Begin THE INPUT
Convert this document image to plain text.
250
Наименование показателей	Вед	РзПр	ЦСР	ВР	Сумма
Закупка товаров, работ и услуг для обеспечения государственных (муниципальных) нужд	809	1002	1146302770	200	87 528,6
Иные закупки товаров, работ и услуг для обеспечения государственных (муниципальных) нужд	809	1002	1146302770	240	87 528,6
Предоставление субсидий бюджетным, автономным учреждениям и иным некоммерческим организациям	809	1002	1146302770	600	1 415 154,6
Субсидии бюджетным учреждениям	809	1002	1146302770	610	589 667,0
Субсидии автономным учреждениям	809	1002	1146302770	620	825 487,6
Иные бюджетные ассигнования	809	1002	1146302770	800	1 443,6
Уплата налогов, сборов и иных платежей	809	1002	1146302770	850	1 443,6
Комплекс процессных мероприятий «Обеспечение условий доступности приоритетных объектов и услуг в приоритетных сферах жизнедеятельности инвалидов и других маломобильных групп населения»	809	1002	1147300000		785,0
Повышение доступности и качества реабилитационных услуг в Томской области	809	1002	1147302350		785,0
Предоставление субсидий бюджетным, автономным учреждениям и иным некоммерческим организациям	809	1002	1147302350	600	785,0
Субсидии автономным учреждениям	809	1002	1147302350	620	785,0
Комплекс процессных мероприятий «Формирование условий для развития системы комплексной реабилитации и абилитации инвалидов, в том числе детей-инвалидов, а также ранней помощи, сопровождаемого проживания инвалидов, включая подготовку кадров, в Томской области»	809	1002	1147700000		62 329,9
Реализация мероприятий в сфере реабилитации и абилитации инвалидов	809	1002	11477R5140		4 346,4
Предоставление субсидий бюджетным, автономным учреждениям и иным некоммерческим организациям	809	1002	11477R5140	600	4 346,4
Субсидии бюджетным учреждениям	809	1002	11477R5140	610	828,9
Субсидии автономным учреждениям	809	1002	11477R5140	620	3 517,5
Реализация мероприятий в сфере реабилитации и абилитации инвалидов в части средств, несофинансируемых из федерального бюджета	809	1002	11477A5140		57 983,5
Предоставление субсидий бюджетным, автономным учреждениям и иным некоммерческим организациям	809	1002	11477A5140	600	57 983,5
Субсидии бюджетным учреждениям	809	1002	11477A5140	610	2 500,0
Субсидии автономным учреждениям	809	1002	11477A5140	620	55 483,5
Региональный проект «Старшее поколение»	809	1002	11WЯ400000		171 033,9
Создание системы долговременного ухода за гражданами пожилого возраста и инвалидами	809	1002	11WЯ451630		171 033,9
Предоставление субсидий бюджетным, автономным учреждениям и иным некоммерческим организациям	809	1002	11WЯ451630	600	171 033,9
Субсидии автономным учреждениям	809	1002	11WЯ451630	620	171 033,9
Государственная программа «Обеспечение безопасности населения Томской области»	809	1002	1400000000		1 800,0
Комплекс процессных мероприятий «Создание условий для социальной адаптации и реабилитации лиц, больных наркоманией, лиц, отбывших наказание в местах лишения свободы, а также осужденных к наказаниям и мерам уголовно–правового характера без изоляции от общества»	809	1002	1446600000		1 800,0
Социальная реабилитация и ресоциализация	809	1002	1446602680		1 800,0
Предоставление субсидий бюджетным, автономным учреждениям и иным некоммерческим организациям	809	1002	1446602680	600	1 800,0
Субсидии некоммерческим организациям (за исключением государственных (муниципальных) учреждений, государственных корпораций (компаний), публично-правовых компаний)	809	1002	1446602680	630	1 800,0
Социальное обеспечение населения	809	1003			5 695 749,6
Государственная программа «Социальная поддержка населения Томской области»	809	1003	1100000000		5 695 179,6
End THE INPUT
WHAT THE TASK ASKS:
State the count of lines holding the string "нужд" in the listing above, and nothing else.

ANSWER TO THIS EXERCISE:
2